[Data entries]
———
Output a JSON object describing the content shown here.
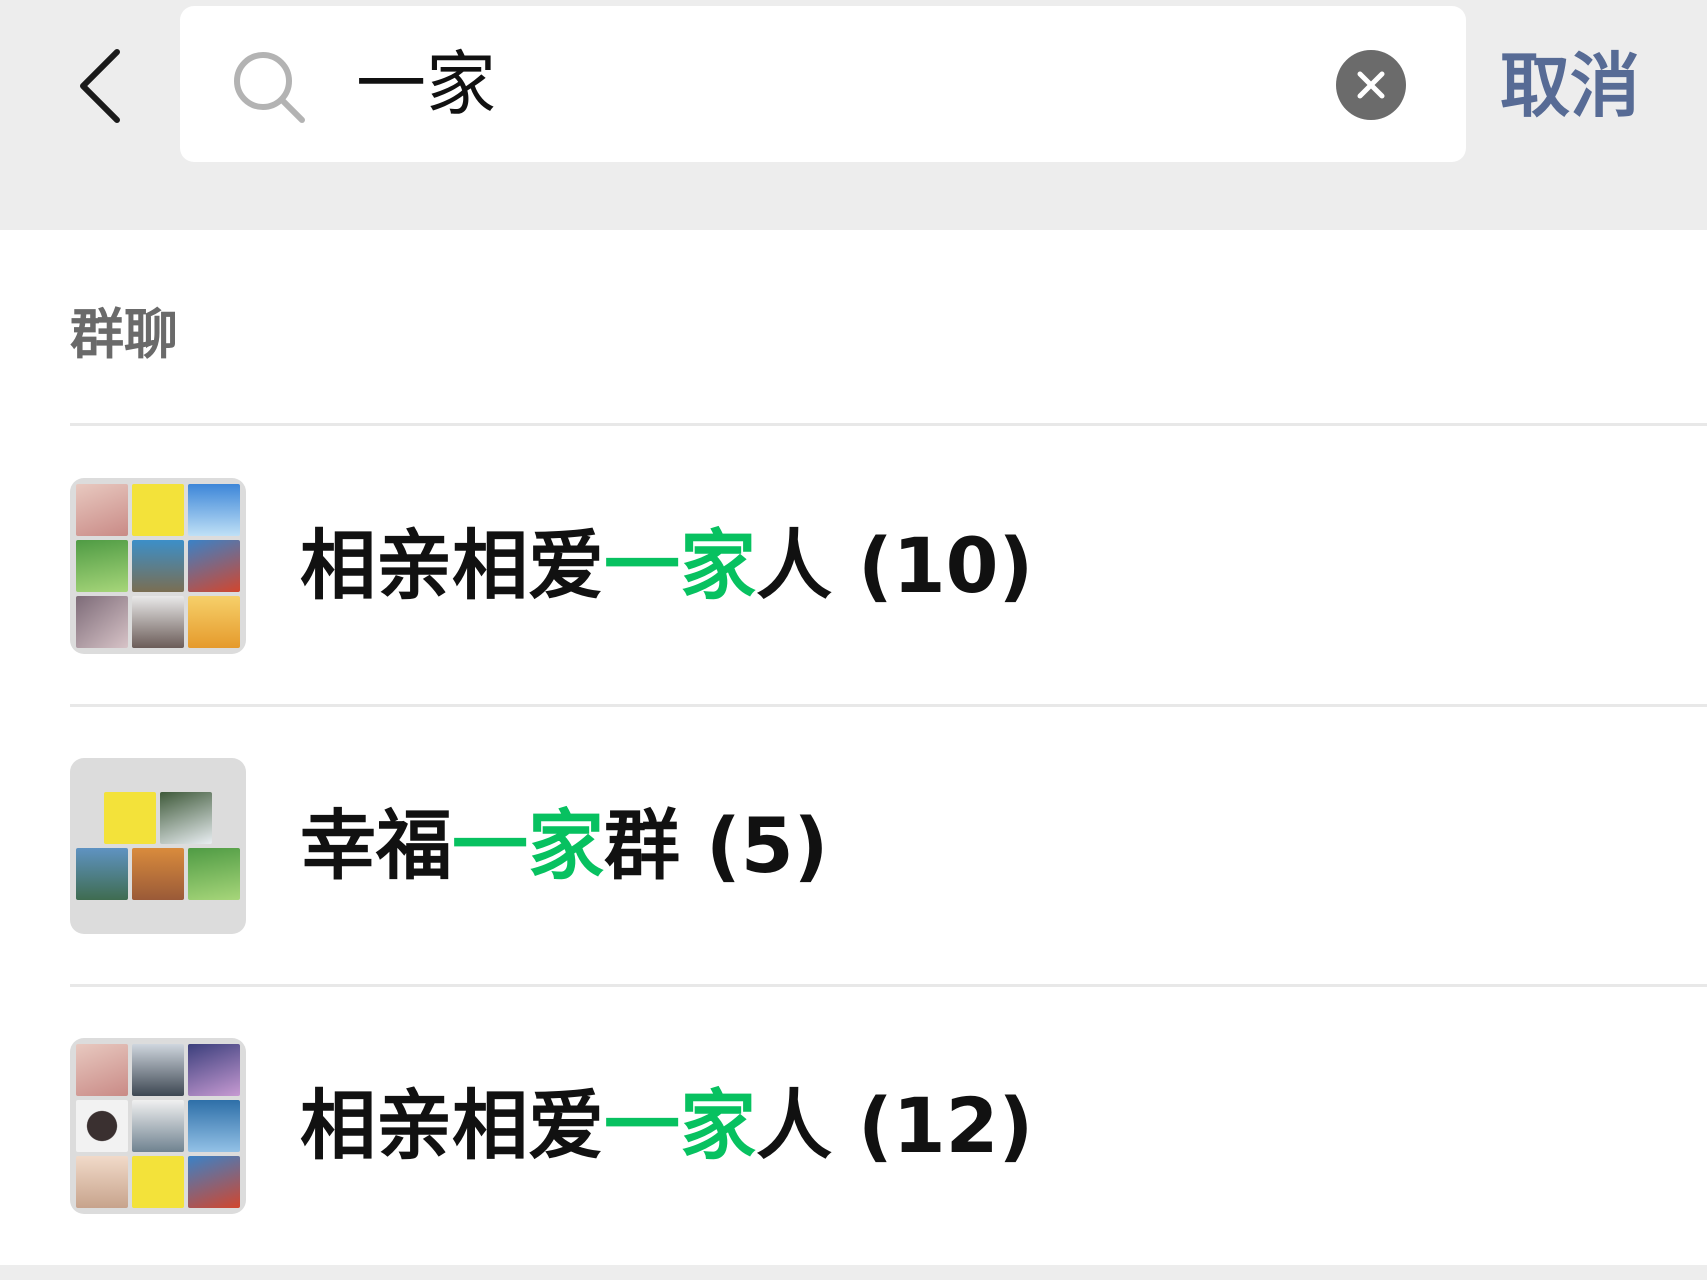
{
  "header": {
    "search_query": "一家",
    "cancel_label": "取消",
    "icons": {
      "back": "chevron-left-icon",
      "search": "search-icon",
      "clear": "clear-icon"
    }
  },
  "results": {
    "section_title": "群聊",
    "items": [
      {
        "name_before": "相亲相爱",
        "name_match": "一家",
        "name_after": "人",
        "count": "(10)",
        "avatar_layout": "3x3"
      },
      {
        "name_before": "幸福",
        "name_match": "一家",
        "name_after": "群",
        "count": "(5)",
        "avatar_layout": "2-3"
      },
      {
        "name_before": "相亲相爱",
        "name_match": "一家",
        "name_after": "人",
        "count": "(12)",
        "avatar_layout": "3x3"
      }
    ]
  },
  "colors": {
    "background": "#ededed",
    "panel": "#ffffff",
    "highlight": "#07c160",
    "link": "#576b95",
    "divider": "#e8e8e8",
    "text": "#111111",
    "secondary_text": "#6a6a6a"
  }
}
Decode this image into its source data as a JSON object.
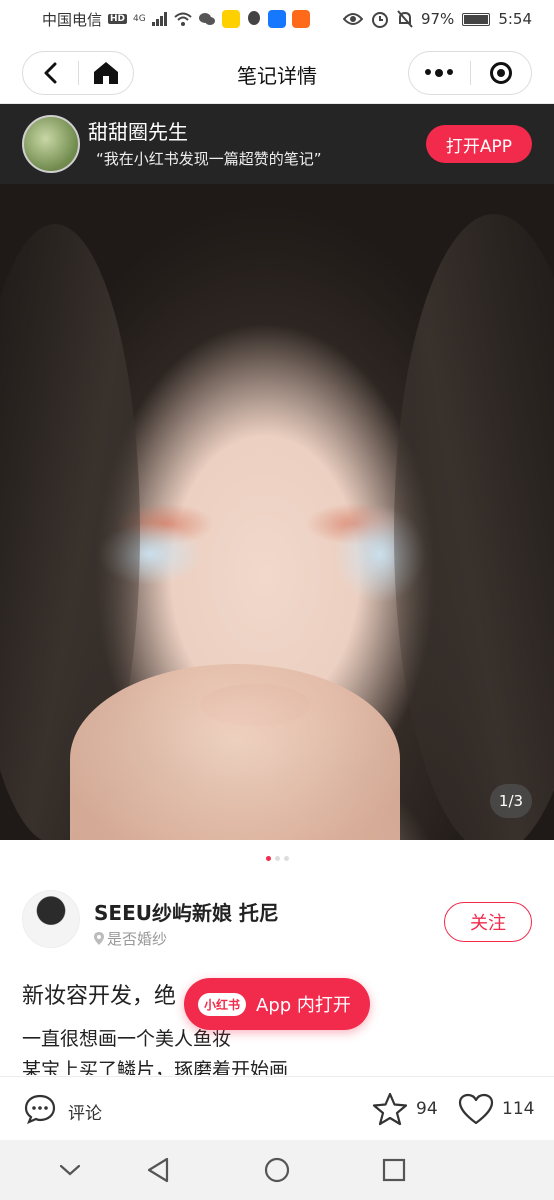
{
  "status_bar": {
    "carrier": "中国电信",
    "network": "4G",
    "battery_percent": "97%",
    "time": "5:54"
  },
  "nav": {
    "title": "笔记详情"
  },
  "banner": {
    "username": "甜甜圈先生",
    "share_text": "“我在小红书发现一篇超赞的笔记”",
    "open_app_label": "打开APP"
  },
  "photo": {
    "page_counter": "1/3"
  },
  "pager": {
    "total": 3,
    "active": 1
  },
  "author": {
    "name": "SEEU纱屿新娘 托尼",
    "location": "是否婚纱",
    "follow_label": "关注"
  },
  "note": {
    "title": "新妆容开发，绝",
    "line1": "一直很想画一个美人鱼妆",
    "line2": "某宝上买了鳞片，琢磨着开始画"
  },
  "floating_button": {
    "logo_text": "小红书",
    "label": "App 内打开"
  },
  "actions": {
    "comment_label": "评论",
    "star_count": "94",
    "like_count": "114"
  },
  "colors": {
    "accent": "#f22a4b",
    "banner_bg": "#282828"
  }
}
———
> REQUIREMENT
Every entry above is to be set down exactly; the pictures are to be left out.

> FINAL RESULT
Output a JSON object describing the content shown here.
{
  "header": {
    "search_query": "一家",
    "cancel_label": "取消",
    "icons": {
      "back": "chevron-left-icon",
      "search": "search-icon",
      "clear": "clear-icon"
    }
  },
  "results": {
    "section_title": "群聊",
    "items": [
      {
        "name_before": "相亲相爱",
        "name_match": "一家",
        "name_after": "人",
        "count": "(10)",
        "avatar_layout": "3x3"
      },
      {
        "name_before": "幸福",
        "name_match": "一家",
        "name_after": "群",
        "count": "(5)",
        "avatar_layout": "2-3"
      },
      {
        "name_before": "相亲相爱",
        "name_match": "一家",
        "name_after": "人",
        "count": "(12)",
        "avatar_layout": "3x3"
      }
    ]
  },
  "colors": {
    "background": "#ededed",
    "panel": "#ffffff",
    "highlight": "#07c160",
    "link": "#576b95",
    "divider": "#e8e8e8",
    "text": "#111111",
    "secondary_text": "#6a6a6a"
  }
}
Decode this image into its source data as a JSON object.
{
  "status_bar": {
    "carrier": "中国电信",
    "network": "4G",
    "battery_percent": "97%",
    "time": "5:54"
  },
  "nav": {
    "title": "笔记详情"
  },
  "banner": {
    "username": "甜甜圈先生",
    "share_text": "“我在小红书发现一篇超赞的笔记”",
    "open_app_label": "打开APP"
  },
  "photo": {
    "page_counter": "1/3"
  },
  "pager": {
    "total": 3,
    "active": 1
  },
  "author": {
    "name": "SEEU纱屿新娘 托尼",
    "location": "是否婚纱",
    "follow_label": "关注"
  },
  "note": {
    "title": "新妆容开发，绝",
    "line1": "一直很想画一个美人鱼妆",
    "line2": "某宝上买了鳞片，琢磨着开始画"
  },
  "floating_button": {
    "logo_text": "小红书",
    "label": "App 内打开"
  },
  "actions": {
    "comment_label": "评论",
    "star_count": "94",
    "like_count": "114"
  },
  "colors": {
    "accent": "#f22a4b",
    "banner_bg": "#282828"
  }
}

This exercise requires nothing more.